お子さん2人を大学まで進学させ、よく頑張ってこられたと思います。借金を重ねてしまったのは残念ですが、今後、収入をキープし、できる範囲で貯蓄をしていけば、借金返済も3年後には終了すると考えられます。どうか思い悩むことなく、この先、3年間、頑張ってください。
 
第1子の方はあと1年で大学を卒業、第2子の方もあと3年。お子さんが独立すれば、生活費を抑えることができます。貯蓄もきちんとできるようになりますから、今から老後を悲観することはありませんよ。万一の時には、生活保護を受けることも、国民の権利としてあるわけですし、くまくまさんの場合はそこまでしなくても大丈夫ですから、とにかく落ち着いて、今後の返済計画を考えていきましょう。
 

アドバイス2 3年後からは年間100万円貯められるようになる

借金の返済は3年計画で考えていきましょう。借金返済で大事なのは、返済と同時に、預貯金を貯めることです。預貯金がないと、結局、また借金を重ねてしまうことになりますので、返済と貯蓄は同時に行う必要があります。
 
本来は金利が高いものから返済していきたいところですが、キャッシュフローの改善を優先してまず、来年1月のボーナス100万円から、C社の45万円を完済させましょう。残りの55万円は貯蓄。いろいろ使い道があるようなので、結果的には、使い切ってしまうかもしれませんが、それでもいいです。
 
C社の返済分の1万3000円、家計の見直しで1万2000円捻出し、毎月2万5000円は確実に貯蓄するようにしてください。家計の見直しとしては、現状でも1万2000円の使途不明金があります。これは確認してください。このほか、携帯代はお子さんとも相談して、格安のプラン、スマホに替えるなどして、削減してください。通信費程度は、お子さんがアルバイトなどで払ってくれるといいのですが。加えて、終身医療保険を共済に変更すれば、5000円程度削減できます。使途不明金、通信費、医療保険の見直しで、最低でも1万2000円削減できれば、毎月2万5000円の貯蓄が可能です。年間で30万円貯蓄できますから、今ある20万円と合わせて50万円です。
◇ ◇ ◇ ◇ ◇ ◇ ◇
実施する作業:
1. 借金返済のアドバイス文のうち、「第1子の方はあと1年で大学を」を含む語句で始まり「は同時に行う必要があります。」で終わる部分を、「預貯金」を「貯金」に更新したうえで書き出してもらえますか？
2. 毎月最低でも1万2000円を削減するための見直し対象として、借金返済のアドバイス文はどの項目を挙げていますか？すべて答えてください。
回答の根拠には、借金返済のアドバイス文だけを用いてください。
◇ ◇ ◇ ◇ ◇ ◇ ◇
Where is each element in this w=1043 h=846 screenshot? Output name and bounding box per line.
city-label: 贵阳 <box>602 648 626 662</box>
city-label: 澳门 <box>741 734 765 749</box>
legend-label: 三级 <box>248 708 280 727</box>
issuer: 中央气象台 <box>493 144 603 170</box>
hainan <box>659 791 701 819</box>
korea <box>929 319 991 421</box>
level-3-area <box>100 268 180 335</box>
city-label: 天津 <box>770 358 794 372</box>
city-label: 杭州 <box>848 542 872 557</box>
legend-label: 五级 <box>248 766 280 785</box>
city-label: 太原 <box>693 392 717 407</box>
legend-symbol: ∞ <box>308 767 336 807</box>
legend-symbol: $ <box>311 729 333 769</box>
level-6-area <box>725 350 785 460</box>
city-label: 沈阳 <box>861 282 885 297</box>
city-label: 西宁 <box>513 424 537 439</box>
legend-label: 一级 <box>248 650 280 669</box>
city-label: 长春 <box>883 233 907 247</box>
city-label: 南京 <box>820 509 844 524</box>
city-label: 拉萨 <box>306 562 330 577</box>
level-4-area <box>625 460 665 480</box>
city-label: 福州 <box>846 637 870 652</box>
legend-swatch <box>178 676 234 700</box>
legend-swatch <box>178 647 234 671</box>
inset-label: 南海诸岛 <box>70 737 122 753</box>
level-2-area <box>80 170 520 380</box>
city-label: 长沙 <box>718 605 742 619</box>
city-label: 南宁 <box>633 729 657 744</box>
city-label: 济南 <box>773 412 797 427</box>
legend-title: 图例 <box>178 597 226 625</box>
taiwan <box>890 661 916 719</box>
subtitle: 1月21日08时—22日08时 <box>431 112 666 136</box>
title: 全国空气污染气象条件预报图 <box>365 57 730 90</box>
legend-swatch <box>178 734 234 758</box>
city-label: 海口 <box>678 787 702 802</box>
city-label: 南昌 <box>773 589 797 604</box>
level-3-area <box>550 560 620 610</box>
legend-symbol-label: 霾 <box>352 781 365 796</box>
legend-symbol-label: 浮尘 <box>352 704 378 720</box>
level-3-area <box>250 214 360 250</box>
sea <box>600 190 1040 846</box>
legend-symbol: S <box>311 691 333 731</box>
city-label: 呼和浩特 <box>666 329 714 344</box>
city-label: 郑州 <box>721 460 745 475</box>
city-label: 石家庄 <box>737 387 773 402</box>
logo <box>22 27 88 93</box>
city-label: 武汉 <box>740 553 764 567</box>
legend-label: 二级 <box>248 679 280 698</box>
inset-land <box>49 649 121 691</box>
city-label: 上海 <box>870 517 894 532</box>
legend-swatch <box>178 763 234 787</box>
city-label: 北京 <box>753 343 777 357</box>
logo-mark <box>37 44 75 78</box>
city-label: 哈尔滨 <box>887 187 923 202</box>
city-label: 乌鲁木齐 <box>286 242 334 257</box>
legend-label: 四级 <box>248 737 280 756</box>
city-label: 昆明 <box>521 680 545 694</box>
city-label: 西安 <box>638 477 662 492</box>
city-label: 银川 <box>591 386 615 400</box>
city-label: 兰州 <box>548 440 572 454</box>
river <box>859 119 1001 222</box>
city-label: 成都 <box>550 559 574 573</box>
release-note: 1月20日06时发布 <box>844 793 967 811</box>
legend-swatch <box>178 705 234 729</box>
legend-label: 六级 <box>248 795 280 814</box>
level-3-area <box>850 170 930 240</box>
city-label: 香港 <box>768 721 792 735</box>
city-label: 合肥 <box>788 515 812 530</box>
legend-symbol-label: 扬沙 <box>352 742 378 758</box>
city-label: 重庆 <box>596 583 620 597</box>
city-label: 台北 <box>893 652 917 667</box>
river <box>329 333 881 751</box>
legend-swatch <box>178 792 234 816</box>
◇ ◇ ◇ ◇ ◇ ◇ ◇
作業別の回答:
1.
第1子の方はあと1年で大学を卒業、第2子の方もあと3年。お子さんが独立すれば、生活費を抑えることができます。貯蓄もきちんとできるようになりますから、今から老後を悲観することはありませんよ。万一の時には、生活保護を受けることも、国民の権利としてあるわけですし、くまくまさんの場合はそこまでしなくても大丈夫ですから、とにかく落ち着いて、今後の返済計画を考えていきましょう。
 

アドバイス2 3年後からは年間100万円貯められるようになる

借金の返済は3年計画で考えていきましょう。借金返済で大事なのは、返済と同時に、貯金を貯めることです。貯金がないと、結局、また借金を重ねてしまうことになりますので、返済と貯蓄は同時に行う必要があります。

2. 使途不明金、通信費、医療保険